With the images removed, repeat the data below exactly.

[START]

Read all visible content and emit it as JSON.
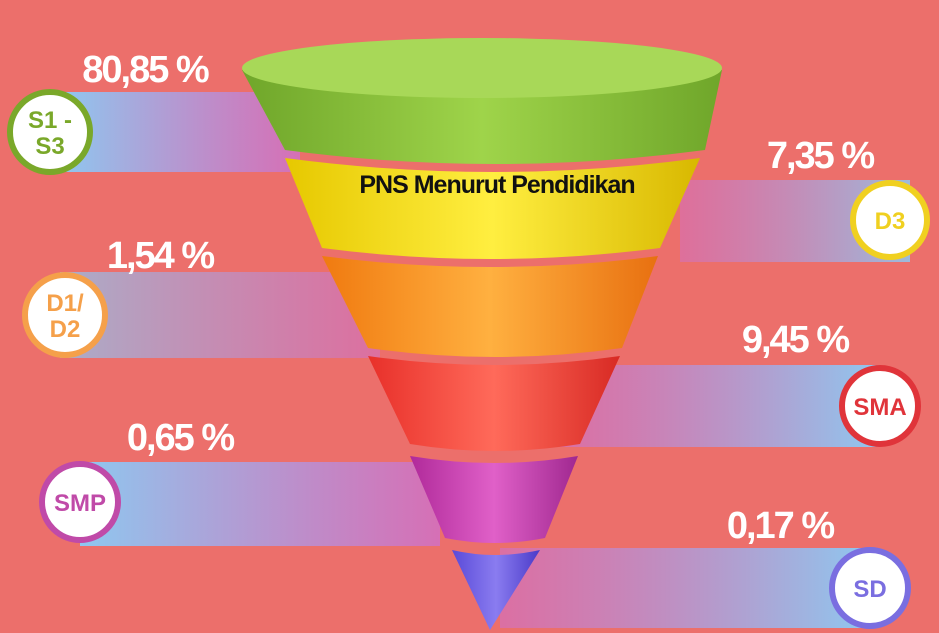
{
  "title": "PNS Menurut Pendidikan",
  "items": [
    {
      "label_lines": [
        "S1 -",
        "S3"
      ],
      "value_label": "80,85 %",
      "color": "#7aa82a"
    },
    {
      "label_lines": [
        "D3"
      ],
      "value_label": "7,35 %",
      "color": "#f0d020"
    },
    {
      "label_lines": [
        "D1/",
        "D2"
      ],
      "value_label": "1,54 %",
      "color": "#f5a04a"
    },
    {
      "label_lines": [
        "SMA"
      ],
      "value_label": "9,45 %",
      "color": "#e0343a"
    },
    {
      "label_lines": [
        "SMP"
      ],
      "value_label": "0,65 %",
      "color": "#c04aa8"
    },
    {
      "label_lines": [
        "SD"
      ],
      "value_label": "0,17 %",
      "color": "#7a6ee0"
    }
  ]
}
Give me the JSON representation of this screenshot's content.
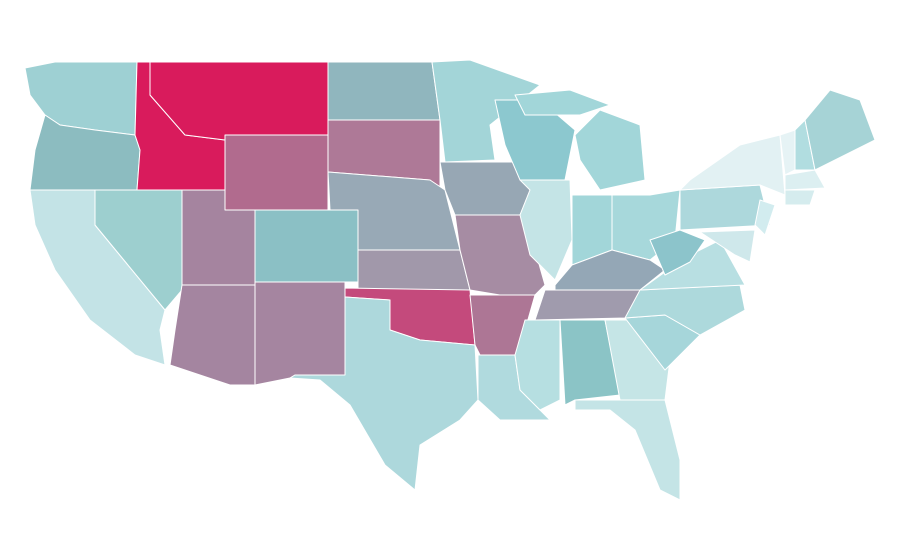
{
  "map": {
    "background": "#ffffff",
    "border_color": "#ffffff",
    "region_colors": [
      "#9ed0d3",
      "#8cbcc0",
      "#c3e3e6",
      "#9dcfcf",
      "#d91b5c",
      "#d91b5c",
      "#b16b8e",
      "#a5849f",
      "#8bc0c5",
      "#a485a0",
      "#a585a0",
      "#90b6be",
      "#ae7997",
      "#98a9b6",
      "#a198aa",
      "#c44a7c",
      "#add8dc",
      "#a3d5d8",
      "#97a7b4",
      "#a68ca3",
      "#ad7695",
      "#b0dade",
      "#8cc8cf",
      "#c4e4e6",
      "#a2d6d9",
      "#a2d6d9",
      "#a2d6d9",
      "#a7d8db",
      "#94a7b6",
      "#a09bad",
      "#b6dfe1",
      "#8bc4c6",
      "#c5e5e6",
      "#c4e4e6",
      "#a6d6da",
      "#add9dc",
      "#b8dfe2",
      "#8cc4cb",
      "#add8dc",
      "#e2f1f3",
      "#d2ecef",
      "#cfe8eb",
      "#e6f3f5",
      "#b1dde0",
      "#a6d3d6",
      "#dceff1",
      "#d5ecee"
    ]
  }
}
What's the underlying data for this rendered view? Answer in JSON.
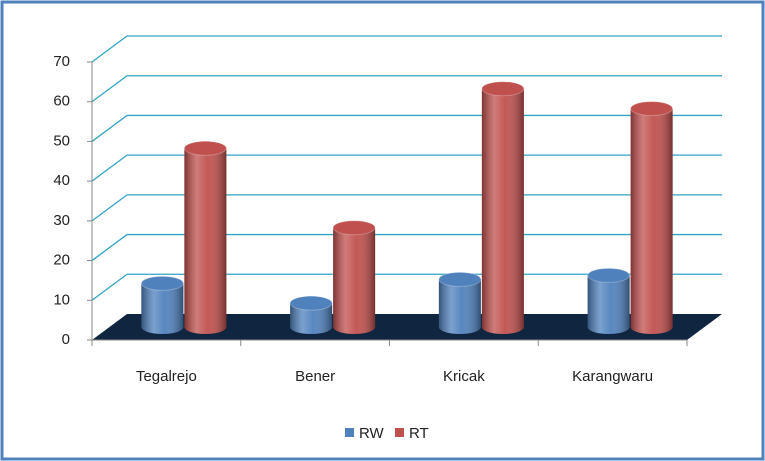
{
  "chart_data": {
    "type": "bar",
    "categories": [
      "Tegalrejo",
      "Bener",
      "Kricak",
      "Karangwaru"
    ],
    "series": [
      {
        "name": "RW",
        "color": "#4f81bd",
        "values": [
          11,
          6,
          12,
          13
        ]
      },
      {
        "name": "RT",
        "color": "#c0504d",
        "values": [
          45,
          25,
          60,
          55
        ]
      }
    ],
    "ylim": [
      0,
      70
    ],
    "yticks": [
      0,
      10,
      20,
      30,
      40,
      50,
      60,
      70
    ],
    "grid": true,
    "legend": "bottom"
  }
}
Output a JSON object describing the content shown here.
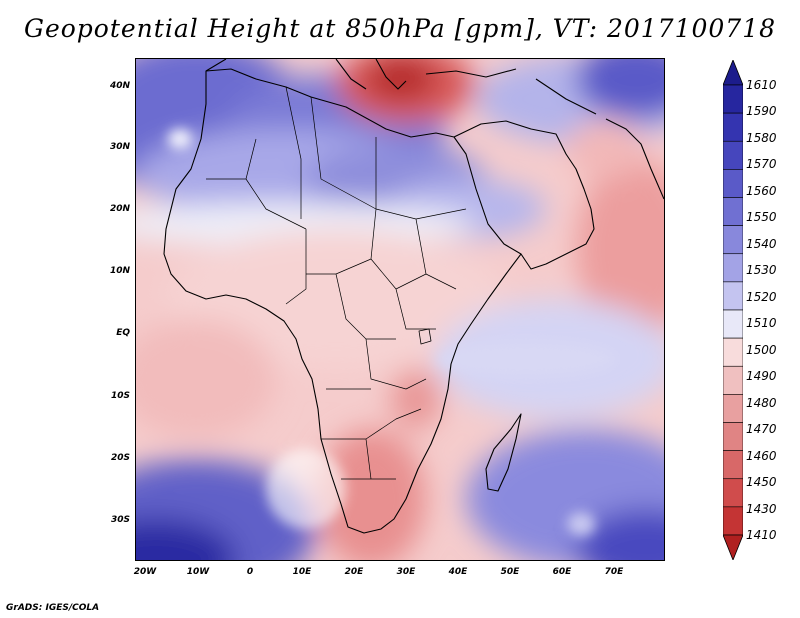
{
  "title": "Geopotential Height at 850hPa [gpm], VT: 2017100718",
  "credit": "GrADS: IGES/COLA",
  "map": {
    "lat_labels": [
      "40N",
      "30N",
      "20N",
      "10N",
      "EQ",
      "10S",
      "20S",
      "30S"
    ],
    "lon_labels": [
      "20W",
      "10W",
      "0",
      "10E",
      "20E",
      "30E",
      "40E",
      "50E",
      "60E",
      "70E"
    ]
  },
  "colorbar": {
    "levels": [
      "1610",
      "1590",
      "1580",
      "1570",
      "1560",
      "1550",
      "1540",
      "1530",
      "1520",
      "1510",
      "1500",
      "1490",
      "1480",
      "1470",
      "1460",
      "1450",
      "1430",
      "1410"
    ],
    "colors": [
      "#1c1c8c",
      "#26269f",
      "#3434b0",
      "#4646bd",
      "#5a5ac8",
      "#7070d2",
      "#8888dc",
      "#a3a3e6",
      "#c4c4f0",
      "#e8e8f8",
      "#f8dcdc",
      "#f0c0c0",
      "#e8a0a0",
      "#e08484",
      "#d86868",
      "#d04c4c",
      "#c43434",
      "#b02020"
    ]
  }
}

[END]

Task result
Read all visible content and emit it as JSON.
{
  "title": "PNS Menurut Pendidikan",
  "items": [
    {
      "label_lines": [
        "S1 -",
        "S3"
      ],
      "value_label": "80,85 %",
      "color": "#7aa82a"
    },
    {
      "label_lines": [
        "D3"
      ],
      "value_label": "7,35 %",
      "color": "#f0d020"
    },
    {
      "label_lines": [
        "D1/",
        "D2"
      ],
      "value_label": "1,54 %",
      "color": "#f5a04a"
    },
    {
      "label_lines": [
        "SMA"
      ],
      "value_label": "9,45 %",
      "color": "#e0343a"
    },
    {
      "label_lines": [
        "SMP"
      ],
      "value_label": "0,65 %",
      "color": "#c04aa8"
    },
    {
      "label_lines": [
        "SD"
      ],
      "value_label": "0,17 %",
      "color": "#7a6ee0"
    }
  ]
}
Give me the JSON representation of this screenshot's content.
{
  "map": {
    "background": "#ffffff",
    "border_color": "#ffffff",
    "region_colors": [
      "#9ed0d3",
      "#8cbcc0",
      "#c3e3e6",
      "#9dcfcf",
      "#d91b5c",
      "#d91b5c",
      "#b16b8e",
      "#a5849f",
      "#8bc0c5",
      "#a485a0",
      "#a585a0",
      "#90b6be",
      "#ae7997",
      "#98a9b6",
      "#a198aa",
      "#c44a7c",
      "#add8dc",
      "#a3d5d8",
      "#97a7b4",
      "#a68ca3",
      "#ad7695",
      "#b0dade",
      "#8cc8cf",
      "#c4e4e6",
      "#a2d6d9",
      "#a2d6d9",
      "#a2d6d9",
      "#a7d8db",
      "#94a7b6",
      "#a09bad",
      "#b6dfe1",
      "#8bc4c6",
      "#c5e5e6",
      "#c4e4e6",
      "#a6d6da",
      "#add9dc",
      "#b8dfe2",
      "#8cc4cb",
      "#add8dc",
      "#e2f1f3",
      "#d2ecef",
      "#cfe8eb",
      "#e6f3f5",
      "#b1dde0",
      "#a6d3d6",
      "#dceff1",
      "#d5ecee"
    ]
  }
}
What's the underlying data for this rendered view? Answer in JSON.
{
  "chart_data": {
    "type": "bar",
    "categories": [
      "Tegalrejo",
      "Bener",
      "Kricak",
      "Karangwaru"
    ],
    "series": [
      {
        "name": "RW",
        "color": "#4f81bd",
        "values": [
          11,
          6,
          12,
          13
        ]
      },
      {
        "name": "RT",
        "color": "#c0504d",
        "values": [
          45,
          25,
          60,
          55
        ]
      }
    ],
    "ylim": [
      0,
      70
    ],
    "yticks": [
      0,
      10,
      20,
      30,
      40,
      50,
      60,
      70
    ],
    "grid": true,
    "legend": "bottom"
  }
}
Output a JSON object describing the content shown here.
{
  "title": "Geopotential Height at 850hPa [gpm], VT: 2017100718",
  "credit": "GrADS: IGES/COLA",
  "map": {
    "lat_labels": [
      "40N",
      "30N",
      "20N",
      "10N",
      "EQ",
      "10S",
      "20S",
      "30S"
    ],
    "lon_labels": [
      "20W",
      "10W",
      "0",
      "10E",
      "20E",
      "30E",
      "40E",
      "50E",
      "60E",
      "70E"
    ]
  },
  "colorbar": {
    "levels": [
      "1610",
      "1590",
      "1580",
      "1570",
      "1560",
      "1550",
      "1540",
      "1530",
      "1520",
      "1510",
      "1500",
      "1490",
      "1480",
      "1470",
      "1460",
      "1450",
      "1430",
      "1410"
    ],
    "colors": [
      "#1c1c8c",
      "#26269f",
      "#3434b0",
      "#4646bd",
      "#5a5ac8",
      "#7070d2",
      "#8888dc",
      "#a3a3e6",
      "#c4c4f0",
      "#e8e8f8",
      "#f8dcdc",
      "#f0c0c0",
      "#e8a0a0",
      "#e08484",
      "#d86868",
      "#d04c4c",
      "#c43434",
      "#b02020"
    ]
  }
}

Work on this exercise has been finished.